## BRIEF
Make an exact copy of the lines, leaving the pictures out.
________________________________________
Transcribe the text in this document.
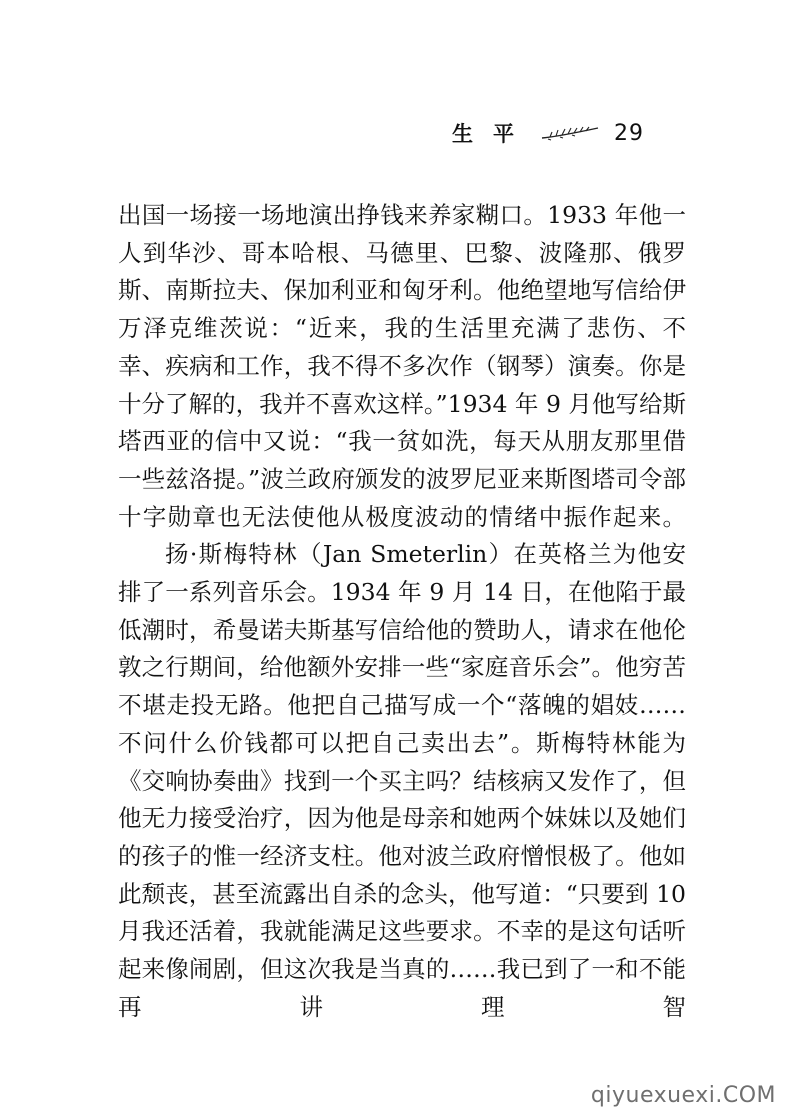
生平	29

出国一场接一场地演出挣钱来养家糊口。1933 年他一人到华沙、哥本哈根、马德里、巴黎、波隆那、俄罗斯、南斯拉夫、保加利亚和匈牙利。他绝望地写信给伊万泽克维茨说：“近来，我的生活里充满了悲伤、不幸、疾病和工作，我不得不多次作（钢琴）演奏。你是十分了解的，我并不喜欢这样。”1934 年 9 月他写给斯塔西亚的信中又说：“我一贫如洗，每天从朋友那里借一些兹洛提。”波兰政府颁发的波罗尼亚来斯图塔司令部十字勋章也无法使他从极度波动的情绪中振作起来。

扬·斯梅特林（Jan Smeterlin）在英格兰为他安排了一系列音乐会。1934 年 9 月 14 日，在他陷于最低潮时，希曼诺夫斯基写信给他的赞助人，请求在他伦敦之行期间，给他额外安排一些“家庭音乐会”。他穷苦不堪走投无路。他把自己描写成一个“落魄的娼妓……不问什么价钱都可以把自己卖出去”。斯梅特林能为《交响协奏曲》找到一个买主吗？结核病又发作了，但他无力接受治疗，因为他是母亲和她两个妹妹以及她们的孩子的惟一经济支柱。他对波兰政府憎恨极了。他如此颓丧，甚至流露出自杀的念头，他写道：“只要到 10 月我还活着，我就能满足这些要求。不幸的是这句话听起来像闹剧，但这次我是当真的……我已到了一和不能再讲理智

qiyuexuexi.COM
________________________________________
## PROBLEM SOLUTION
Transcribe the text in this document.
生平	29

出国一场接一场地演出挣钱来养家糊口。1933 年他一人到华沙、哥本哈根、马德里、巴黎、波隆那、俄罗斯、南斯拉夫、保加利亚和匈牙利。他绝望地写信给伊万泽克维茨说：“近来，我的生活里充满了悲伤、不幸、疾病和工作，我不得不多次作（钢琴）演奏。你是十分了解的，我并不喜欢这样。”1934 年 9 月他写给斯塔西亚的信中又说：“我一贫如洗，每天从朋友那里借一些兹洛提。”波兰政府颁发的波罗尼亚来斯图塔司令部十字勋章也无法使他从极度波动的情绪中振作起来。

扬·斯梅特林（Jan Smeterlin）在英格兰为他安排了一系列音乐会。1934 年 9 月 14 日，在他陷于最低潮时，希曼诺夫斯基写信给他的赞助人，请求在他伦敦之行期间，给他额外安排一些“家庭音乐会”。他穷苦不堪走投无路。他把自己描写成一个“落魄的娼妓……不问什么价钱都可以把自己卖出去”。斯梅特林能为《交响协奏曲》找到一个买主吗？结核病又发作了，但他无力接受治疗，因为他是母亲和她两个妹妹以及她们的孩子的惟一经济支柱。他对波兰政府憎恨极了。他如此颓丧，甚至流露出自杀的念头，他写道：“只要到 10 月我还活着，我就能满足这些要求。不幸的是这句话听起来像闹剧，但这次我是当真的……我已到了一和不能再讲理智

qiyuexuexi.COM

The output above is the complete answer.